[AIM OF THE EXERCISE]:
Copy the listing lines from the line with "site-info-icon[interactable]: i [118,44,134,60]" to the line with "nav-programdata[interactable]: ProgramData [348,460,486,479]", keeping every character unchanged.

[EXERCISE DATA]:

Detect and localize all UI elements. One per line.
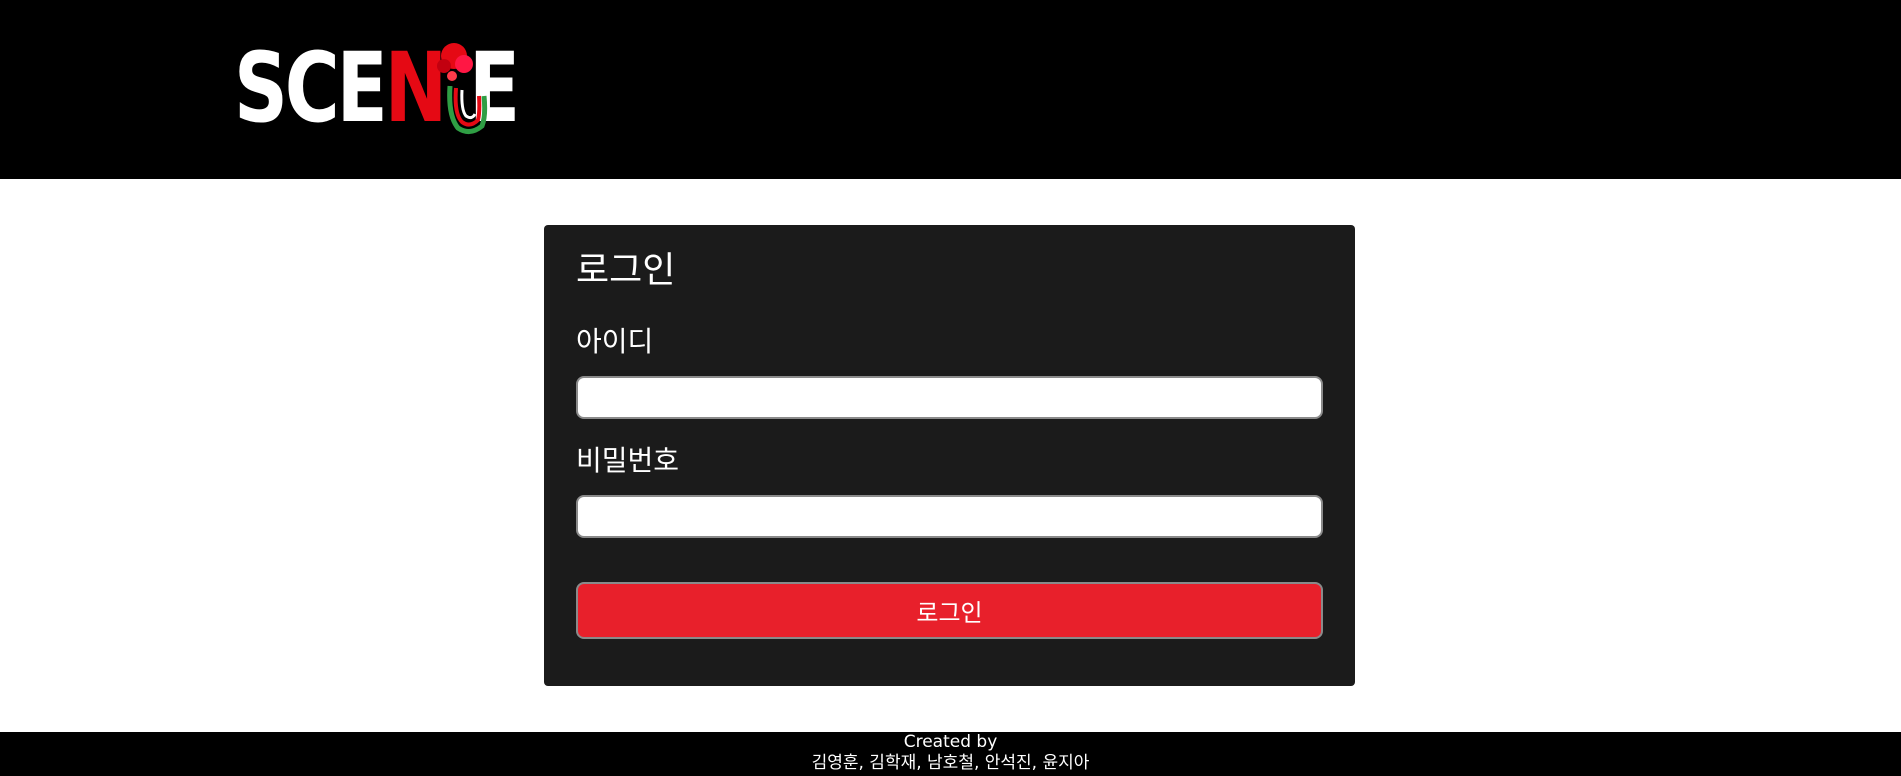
password-label: 비밀번호 (576, 444, 680, 477)
footer-created-by: Created by (903, 732, 998, 752)
logo-mascot-icon (437, 43, 488, 134)
login-card: 로그인 아이디 비밀번호 로그인 (544, 225, 1355, 686)
site-footer: Created by 김영훈, 김학재, 남호철, 안석진, 윤지아 (0, 732, 1901, 776)
login-title: 로그인 (576, 250, 676, 291)
login-button[interactable]: 로그인 (576, 582, 1323, 639)
scene-logo[interactable]: SCENJE (234, 36, 520, 140)
site-header: SCENJE (0, 0, 1901, 179)
footer-authors: 김영훈, 김학재, 남호철, 안석진, 윤지아 (811, 753, 1090, 773)
password-input[interactable] (576, 495, 1323, 538)
id-input[interactable] (576, 376, 1323, 419)
id-label: 아이디 (576, 325, 654, 358)
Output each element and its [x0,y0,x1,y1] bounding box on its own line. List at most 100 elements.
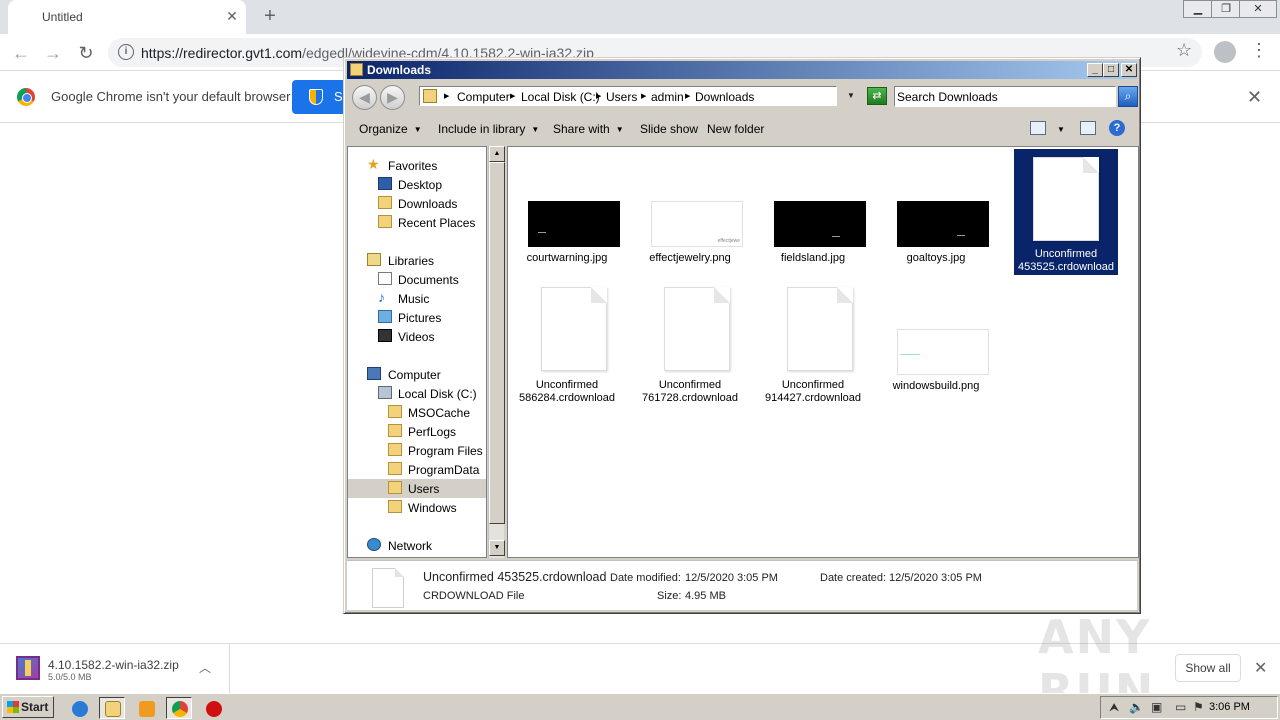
site-info-icon[interactable]: i [118,44,134,60]
back-button-icon[interactable]: ◀ [352,85,377,110]
nav-program-files[interactable]: Program Files [348,441,486,460]
image-thumbnail [774,201,866,247]
desktop-icon [378,177,392,190]
reload-icon[interactable]: ↻ [74,41,98,65]
file-item-unconfirmed-761728[interactable]: Unconfirmed 761728.crdownload [638,283,742,407]
infobar-close-icon[interactable]: ✕ [1247,87,1262,108]
nav-libraries[interactable]: Libraries [348,251,486,270]
chevron-up-icon[interactable]: ︿ [199,659,211,676]
breadcrumb-computer[interactable]: Computer [457,90,510,104]
minimize-button[interactable]: _ [1087,63,1103,77]
new-tab-plus-icon[interactable]: + [258,4,282,28]
tab-close-icon[interactable]: ✕ [223,7,241,25]
nav-windows[interactable]: Windows [348,498,486,517]
nav-programdata[interactable]: ProgramData [348,460,486,479]
nav-perflogs[interactable]: PerfLogs [348,422,486,441]
address-dropdown-icon[interactable]: ▼ [847,91,855,100]
breadcrumb-separator-icon[interactable]: ▶ [685,92,690,100]
nav-scrollbar[interactable]: ▲ ▼ [488,146,505,558]
taskbar-clock[interactable]: 3:06 PM [1209,701,1250,713]
nav-msocache[interactable]: MSOCache [348,403,486,422]
chrome-menu-icon[interactable]: ⋮ [1250,40,1268,61]
nav-label: Documents [398,273,459,287]
download-item[interactable]: 4.10.1582.2-win-ia32.zip 5.0/5.0 MB ︿ [0,644,230,694]
dropdown-arrow-icon: ▼ [531,125,540,134]
file-item-goaltoys[interactable]: goaltoys.jpg [884,153,989,277]
system-tray: ⮝ 🔈 ▣ ▭ ⚑ 3:06 PM [1100,696,1278,719]
scrollbar-thumb[interactable] [489,162,505,524]
explorer-titlebar[interactable]: Downloads _ □ ✕ [347,61,1137,79]
breadcrumb-separator-icon[interactable]: ▶ [510,92,515,100]
scroll-up-arrow-icon[interactable]: ▲ [489,146,505,162]
search-box[interactable] [894,86,1116,107]
nav-documents[interactable]: Documents [348,270,486,289]
chrome-close-button[interactable]: ✕ [1239,0,1277,18]
forward-arrow-icon[interactable]: → [41,41,65,65]
taskbar-media-player[interactable] [133,697,159,719]
nav-recent-places[interactable]: Recent Places [348,213,486,232]
nav-videos[interactable]: Videos [348,327,486,346]
refresh-icon[interactable]: ⇄ [867,87,887,105]
back-arrow-icon[interactable]: ← [9,41,33,65]
search-input[interactable] [897,88,1111,105]
file-item-effectjewelry[interactable]: effectjewe effectjewelry.png [638,153,743,277]
search-icon[interactable]: ⌕ [1118,86,1138,107]
view-options-dropdown-icon[interactable]: ▼ [1057,125,1065,134]
file-item-fieldsland[interactable]: fieldsland.jpg [761,153,866,277]
nav-favorites[interactable]: ★ Favorites [348,156,486,175]
forward-button-icon[interactable]: ▶ [380,85,405,110]
nav-network[interactable]: Network [348,536,486,555]
file-name-line1: Unconfirmed [781,379,845,391]
breadcrumb-admin[interactable]: admin [651,90,684,104]
taskbar-stop-app[interactable] [200,697,226,719]
bookmark-star-icon[interactable]: ☆ [1176,40,1192,61]
nav-pictures[interactable]: Pictures [348,308,486,327]
breadcrumb-separator-icon[interactable]: ▶ [641,92,646,100]
taskbar-chrome[interactable] [166,697,192,719]
slide-show-button[interactable]: Slide show [640,122,698,136]
breadcrumb-separator-icon[interactable]: ▶ [596,92,601,100]
breadcrumb-users[interactable]: Users [606,90,637,104]
file-item-unconfirmed-914427[interactable]: Unconfirmed 914427.crdownload [761,283,865,407]
volume-icon[interactable]: 🔈 [1129,700,1144,714]
breadcrumb-separator-icon[interactable]: ▶ [444,92,449,100]
profile-avatar-icon[interactable] [1214,41,1236,63]
taskbar-explorer[interactable] [99,697,125,719]
start-button[interactable]: Start [2,696,54,718]
include-in-library-menu[interactable]: Include in library ▼ [438,122,539,136]
nav-computer[interactable]: Computer [348,365,486,384]
action-center-flag-icon[interactable]: ⚑ [1193,700,1204,714]
nav-downloads[interactable]: Downloads [348,194,486,213]
nav-label: Downloads [398,197,458,211]
chrome-restore-button[interactable]: ❐ [1211,0,1241,18]
network-status-icon[interactable]: ▣ [1151,700,1162,714]
file-item-unconfirmed-586284[interactable]: Unconfirmed 586284.crdownload [515,283,619,407]
nav-label: Windows [408,501,457,515]
tray-expand-icon[interactable]: ⮝ [1109,700,1119,715]
power-icon[interactable]: ▭ [1175,700,1186,714]
preview-pane-icon[interactable] [1080,121,1096,135]
nav-label: Music [398,292,430,306]
nav-local-disk[interactable]: Local Disk (C:) [348,384,486,403]
change-view-icon[interactable] [1030,121,1046,135]
breadcrumb-local-disk[interactable]: Local Disk (C:) [521,90,600,104]
close-button[interactable]: ✕ [1121,63,1137,77]
organize-menu[interactable]: Organize ▼ [359,122,422,136]
taskbar-internet-explorer[interactable] [66,697,92,719]
file-item-unconfirmed-453525[interactable]: Unconfirmed 453525.crdownload [1014,149,1118,275]
nav-desktop[interactable]: Desktop [348,175,486,194]
chrome-tab-strip: Untitled ✕ + ▁ ❐ ✕ [0,0,1280,34]
chrome-minimize-button[interactable]: ▁ [1183,0,1213,18]
maximize-button[interactable]: □ [1103,63,1119,77]
breadcrumb-downloads[interactable]: Downloads [695,90,754,104]
new-folder-button[interactable]: New folder [707,122,764,136]
help-icon[interactable]: ? [1109,120,1125,136]
scroll-down-arrow-icon[interactable]: ▼ [489,540,505,556]
browser-tab[interactable]: Untitled ✕ [8,0,246,34]
share-with-menu[interactable]: Share with ▼ [553,122,624,136]
file-item-courtwarning[interactable]: courtwarning.jpg [515,153,620,277]
nav-users[interactable]: Users [348,479,486,498]
breadcrumb[interactable]: ▶ Computer ▶ Local Disk (C:) ▶ Users ▶ a… [419,86,837,106]
file-item-windowsbuild[interactable]: windowsbuild.png [884,283,989,407]
nav-music[interactable]: ♪ Music [348,289,486,308]
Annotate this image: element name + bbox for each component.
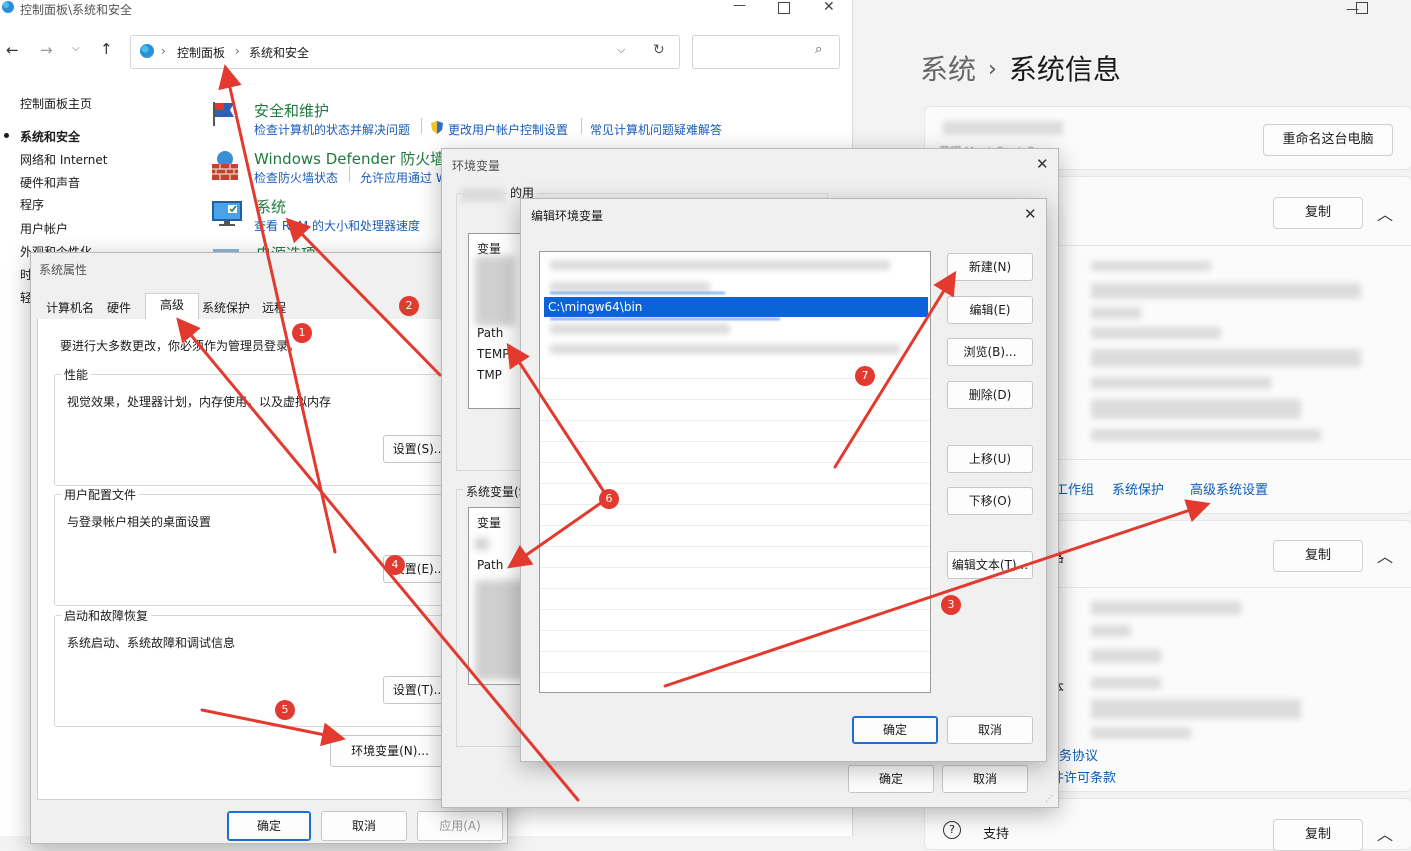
arrow-2 xyxy=(285,217,442,377)
arrow-6b xyxy=(507,496,610,569)
annotation-badge: 2 xyxy=(399,296,419,316)
arrow-5 xyxy=(200,708,346,747)
annotation-badge: 1 xyxy=(292,323,312,343)
annotation-arrows xyxy=(176,64,1211,802)
annotation-badge: 3 xyxy=(941,595,961,615)
annotation-badge: 5 xyxy=(275,700,295,720)
annotation-badge: 6 xyxy=(599,489,619,509)
arrow-6a xyxy=(506,342,610,500)
arrow-7 xyxy=(833,270,957,469)
annotation-badge: 4 xyxy=(385,555,405,575)
annotation-badge: 7 xyxy=(855,366,875,386)
arrow-1 xyxy=(218,64,337,554)
arrow-3 xyxy=(663,499,1211,688)
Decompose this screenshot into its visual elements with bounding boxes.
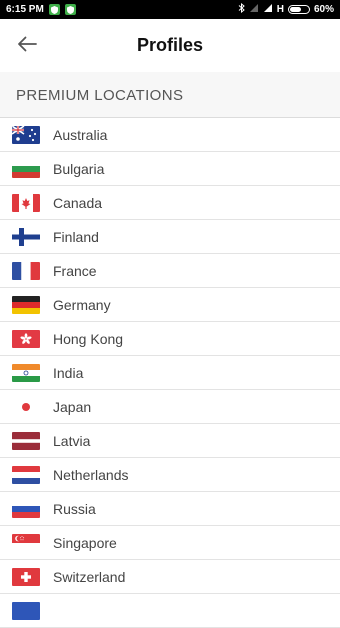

[CORRECT ANSWER]:
site-info-icon[interactable]: i [118,44,134,60]
back-button-icon[interactable]: ◀ [352,85,377,110]
nav-program-files[interactable]: Program Files [348,441,486,460]
image-thumbnail [774,201,866,247]
desktop-icon [378,177,392,190]
reload-icon[interactable]: ↻ [74,41,98,65]
file-item-unconfirmed-761728[interactable]: Unconfirmed 761728.crdownload [638,283,742,407]
infobar-close-icon[interactable]: ✕ [1247,87,1262,108]
nav-libraries[interactable]: Libraries [348,251,486,270]
chevron-up-icon[interactable]: ︿ [199,659,211,676]
breadcrumb-computer[interactable]: Computer [457,90,510,104]
minimize-button[interactable]: _ [1087,63,1103,77]
new-tab-plus-icon[interactable]: + [258,4,282,28]
tab-close-icon[interactable]: ✕ [223,7,241,25]
nav-windows[interactable]: Windows [348,498,486,517]
nav-programdata[interactable]: ProgramData [348,460,486,479]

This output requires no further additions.